TASK GOAL:
Would you pull out every line of the material that contains the string "ЛатвССР"?
(begin)
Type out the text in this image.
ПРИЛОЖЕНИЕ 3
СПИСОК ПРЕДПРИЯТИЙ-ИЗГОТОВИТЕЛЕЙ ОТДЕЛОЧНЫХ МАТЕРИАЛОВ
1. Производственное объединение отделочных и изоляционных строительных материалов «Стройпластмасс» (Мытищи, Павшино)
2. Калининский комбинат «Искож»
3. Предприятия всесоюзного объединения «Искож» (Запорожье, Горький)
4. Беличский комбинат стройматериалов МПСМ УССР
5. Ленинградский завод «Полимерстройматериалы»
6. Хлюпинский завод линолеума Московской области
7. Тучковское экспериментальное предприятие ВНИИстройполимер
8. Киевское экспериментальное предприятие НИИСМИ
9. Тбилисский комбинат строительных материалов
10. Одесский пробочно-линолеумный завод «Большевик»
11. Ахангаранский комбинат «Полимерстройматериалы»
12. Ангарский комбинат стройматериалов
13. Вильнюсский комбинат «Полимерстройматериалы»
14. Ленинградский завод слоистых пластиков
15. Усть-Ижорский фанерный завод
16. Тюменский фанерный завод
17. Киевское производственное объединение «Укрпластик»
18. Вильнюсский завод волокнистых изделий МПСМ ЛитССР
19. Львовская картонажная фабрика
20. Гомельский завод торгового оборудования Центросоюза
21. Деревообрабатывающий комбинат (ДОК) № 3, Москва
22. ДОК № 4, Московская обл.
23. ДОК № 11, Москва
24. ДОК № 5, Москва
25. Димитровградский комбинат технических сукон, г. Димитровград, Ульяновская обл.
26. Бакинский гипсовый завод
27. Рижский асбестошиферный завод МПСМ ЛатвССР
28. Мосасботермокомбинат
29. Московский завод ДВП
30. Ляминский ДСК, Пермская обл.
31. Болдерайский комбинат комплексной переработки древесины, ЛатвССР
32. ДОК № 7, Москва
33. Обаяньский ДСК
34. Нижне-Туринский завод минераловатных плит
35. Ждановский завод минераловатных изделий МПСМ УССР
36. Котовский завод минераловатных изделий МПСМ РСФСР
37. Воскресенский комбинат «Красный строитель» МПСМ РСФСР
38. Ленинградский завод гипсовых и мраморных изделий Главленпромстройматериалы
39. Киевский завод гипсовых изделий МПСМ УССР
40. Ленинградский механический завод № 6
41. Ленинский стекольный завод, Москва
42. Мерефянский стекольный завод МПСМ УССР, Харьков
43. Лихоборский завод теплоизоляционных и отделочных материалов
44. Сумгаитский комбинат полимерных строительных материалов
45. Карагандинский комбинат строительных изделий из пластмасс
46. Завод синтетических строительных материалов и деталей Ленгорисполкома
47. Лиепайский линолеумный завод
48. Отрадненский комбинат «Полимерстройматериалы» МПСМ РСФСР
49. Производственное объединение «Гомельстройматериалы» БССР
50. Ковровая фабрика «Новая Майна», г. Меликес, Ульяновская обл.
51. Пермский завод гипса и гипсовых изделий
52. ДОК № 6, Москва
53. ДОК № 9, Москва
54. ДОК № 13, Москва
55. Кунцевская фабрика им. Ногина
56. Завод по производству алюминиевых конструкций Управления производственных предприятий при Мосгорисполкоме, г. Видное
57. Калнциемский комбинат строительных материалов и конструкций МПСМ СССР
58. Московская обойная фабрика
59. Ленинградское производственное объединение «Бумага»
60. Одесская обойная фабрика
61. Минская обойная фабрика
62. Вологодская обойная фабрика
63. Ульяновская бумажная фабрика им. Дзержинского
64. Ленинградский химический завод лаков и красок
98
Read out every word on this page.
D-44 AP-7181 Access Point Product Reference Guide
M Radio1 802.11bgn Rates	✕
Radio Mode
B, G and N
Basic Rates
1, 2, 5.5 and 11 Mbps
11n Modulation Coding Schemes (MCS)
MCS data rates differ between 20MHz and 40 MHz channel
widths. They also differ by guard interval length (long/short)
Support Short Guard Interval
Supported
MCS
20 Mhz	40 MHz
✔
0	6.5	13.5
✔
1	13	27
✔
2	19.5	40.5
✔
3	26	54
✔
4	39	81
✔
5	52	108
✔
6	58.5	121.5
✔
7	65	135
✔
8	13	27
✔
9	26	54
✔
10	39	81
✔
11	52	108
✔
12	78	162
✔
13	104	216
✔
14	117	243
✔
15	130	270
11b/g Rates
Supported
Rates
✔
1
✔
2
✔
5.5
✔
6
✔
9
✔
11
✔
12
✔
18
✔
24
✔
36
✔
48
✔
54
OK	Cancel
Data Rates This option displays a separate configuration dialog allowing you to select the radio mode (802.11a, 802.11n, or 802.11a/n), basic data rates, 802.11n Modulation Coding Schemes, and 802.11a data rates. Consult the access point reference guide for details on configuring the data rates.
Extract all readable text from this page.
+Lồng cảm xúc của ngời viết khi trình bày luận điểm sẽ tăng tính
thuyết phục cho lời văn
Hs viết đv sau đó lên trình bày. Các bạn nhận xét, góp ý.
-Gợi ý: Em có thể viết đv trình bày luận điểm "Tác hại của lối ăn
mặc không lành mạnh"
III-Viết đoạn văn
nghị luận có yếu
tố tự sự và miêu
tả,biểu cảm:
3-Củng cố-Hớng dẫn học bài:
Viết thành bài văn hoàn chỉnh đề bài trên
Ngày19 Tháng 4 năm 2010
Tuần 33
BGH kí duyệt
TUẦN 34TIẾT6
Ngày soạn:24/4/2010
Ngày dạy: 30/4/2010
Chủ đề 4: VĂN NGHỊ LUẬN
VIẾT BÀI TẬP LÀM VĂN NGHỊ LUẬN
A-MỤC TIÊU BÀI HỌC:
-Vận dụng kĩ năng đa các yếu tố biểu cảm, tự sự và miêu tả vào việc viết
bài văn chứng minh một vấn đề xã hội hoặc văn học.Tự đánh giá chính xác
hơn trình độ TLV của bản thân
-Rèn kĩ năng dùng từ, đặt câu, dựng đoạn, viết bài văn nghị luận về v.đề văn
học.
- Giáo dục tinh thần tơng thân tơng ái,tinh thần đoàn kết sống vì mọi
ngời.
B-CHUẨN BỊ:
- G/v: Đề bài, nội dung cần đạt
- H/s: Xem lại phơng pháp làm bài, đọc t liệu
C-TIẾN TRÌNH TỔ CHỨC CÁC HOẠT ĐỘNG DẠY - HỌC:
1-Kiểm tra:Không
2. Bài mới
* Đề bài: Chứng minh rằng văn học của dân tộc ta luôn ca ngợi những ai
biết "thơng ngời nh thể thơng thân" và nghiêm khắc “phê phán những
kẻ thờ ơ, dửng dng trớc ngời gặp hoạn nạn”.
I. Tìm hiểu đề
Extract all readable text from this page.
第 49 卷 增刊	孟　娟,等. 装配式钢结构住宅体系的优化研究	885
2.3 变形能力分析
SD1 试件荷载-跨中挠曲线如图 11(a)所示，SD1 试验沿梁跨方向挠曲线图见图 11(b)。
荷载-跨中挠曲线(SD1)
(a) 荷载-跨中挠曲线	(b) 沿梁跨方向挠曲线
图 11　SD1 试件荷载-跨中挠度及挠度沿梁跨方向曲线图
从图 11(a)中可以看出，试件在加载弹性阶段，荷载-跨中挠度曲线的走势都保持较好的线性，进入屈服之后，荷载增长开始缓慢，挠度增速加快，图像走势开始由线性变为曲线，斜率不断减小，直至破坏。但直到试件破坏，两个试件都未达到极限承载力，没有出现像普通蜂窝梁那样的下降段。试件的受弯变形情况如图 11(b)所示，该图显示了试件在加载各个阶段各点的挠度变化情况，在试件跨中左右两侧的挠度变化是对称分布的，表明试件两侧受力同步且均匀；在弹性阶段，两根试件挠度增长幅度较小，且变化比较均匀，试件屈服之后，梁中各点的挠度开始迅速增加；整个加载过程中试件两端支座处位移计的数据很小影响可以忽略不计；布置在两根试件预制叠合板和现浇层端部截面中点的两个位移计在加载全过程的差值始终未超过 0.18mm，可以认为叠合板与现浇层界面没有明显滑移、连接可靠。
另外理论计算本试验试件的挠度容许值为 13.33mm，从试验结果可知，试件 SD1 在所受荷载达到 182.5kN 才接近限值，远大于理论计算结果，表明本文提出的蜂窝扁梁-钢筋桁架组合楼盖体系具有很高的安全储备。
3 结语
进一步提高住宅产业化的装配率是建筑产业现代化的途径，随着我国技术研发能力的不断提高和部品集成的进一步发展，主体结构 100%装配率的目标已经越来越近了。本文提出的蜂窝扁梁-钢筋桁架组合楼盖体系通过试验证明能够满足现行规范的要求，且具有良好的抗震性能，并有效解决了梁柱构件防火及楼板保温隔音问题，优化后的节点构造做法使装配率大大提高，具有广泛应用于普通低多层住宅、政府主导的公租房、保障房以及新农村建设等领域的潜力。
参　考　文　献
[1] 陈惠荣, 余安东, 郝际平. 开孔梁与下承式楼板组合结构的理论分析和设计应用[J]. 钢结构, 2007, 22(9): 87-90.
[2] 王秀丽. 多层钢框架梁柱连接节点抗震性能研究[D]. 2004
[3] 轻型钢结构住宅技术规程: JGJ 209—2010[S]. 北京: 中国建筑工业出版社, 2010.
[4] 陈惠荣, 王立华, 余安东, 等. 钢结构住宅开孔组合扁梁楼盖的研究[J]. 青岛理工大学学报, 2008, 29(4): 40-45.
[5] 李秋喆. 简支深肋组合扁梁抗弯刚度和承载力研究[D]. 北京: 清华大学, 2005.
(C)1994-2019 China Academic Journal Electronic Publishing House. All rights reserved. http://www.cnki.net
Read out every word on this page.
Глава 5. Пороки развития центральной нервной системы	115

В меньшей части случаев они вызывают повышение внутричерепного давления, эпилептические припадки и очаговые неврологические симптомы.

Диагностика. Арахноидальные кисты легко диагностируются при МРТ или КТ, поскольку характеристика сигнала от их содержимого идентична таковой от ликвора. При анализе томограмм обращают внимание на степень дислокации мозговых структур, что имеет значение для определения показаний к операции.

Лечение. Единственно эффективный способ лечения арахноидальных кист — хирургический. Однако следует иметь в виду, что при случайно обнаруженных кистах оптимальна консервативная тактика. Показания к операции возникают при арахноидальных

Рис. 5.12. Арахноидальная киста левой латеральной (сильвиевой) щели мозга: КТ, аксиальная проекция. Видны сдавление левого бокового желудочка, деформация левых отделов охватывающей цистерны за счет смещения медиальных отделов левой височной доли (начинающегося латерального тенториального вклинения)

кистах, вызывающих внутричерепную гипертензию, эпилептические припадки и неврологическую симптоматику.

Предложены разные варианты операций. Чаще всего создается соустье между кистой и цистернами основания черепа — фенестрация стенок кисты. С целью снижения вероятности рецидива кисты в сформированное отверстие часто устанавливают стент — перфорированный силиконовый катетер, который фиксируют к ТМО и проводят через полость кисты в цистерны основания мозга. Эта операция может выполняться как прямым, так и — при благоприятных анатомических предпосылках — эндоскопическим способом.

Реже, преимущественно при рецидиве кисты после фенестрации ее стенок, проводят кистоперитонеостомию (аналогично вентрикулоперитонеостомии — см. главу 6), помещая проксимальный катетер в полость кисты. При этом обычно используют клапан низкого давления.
(end)
EXERCISE ANSWER:
27. Рижский асбестошиферный завод МПСМ ЛатвССР
31. Болдерайский комбинат комплексной переработки древесины, ЛатвССР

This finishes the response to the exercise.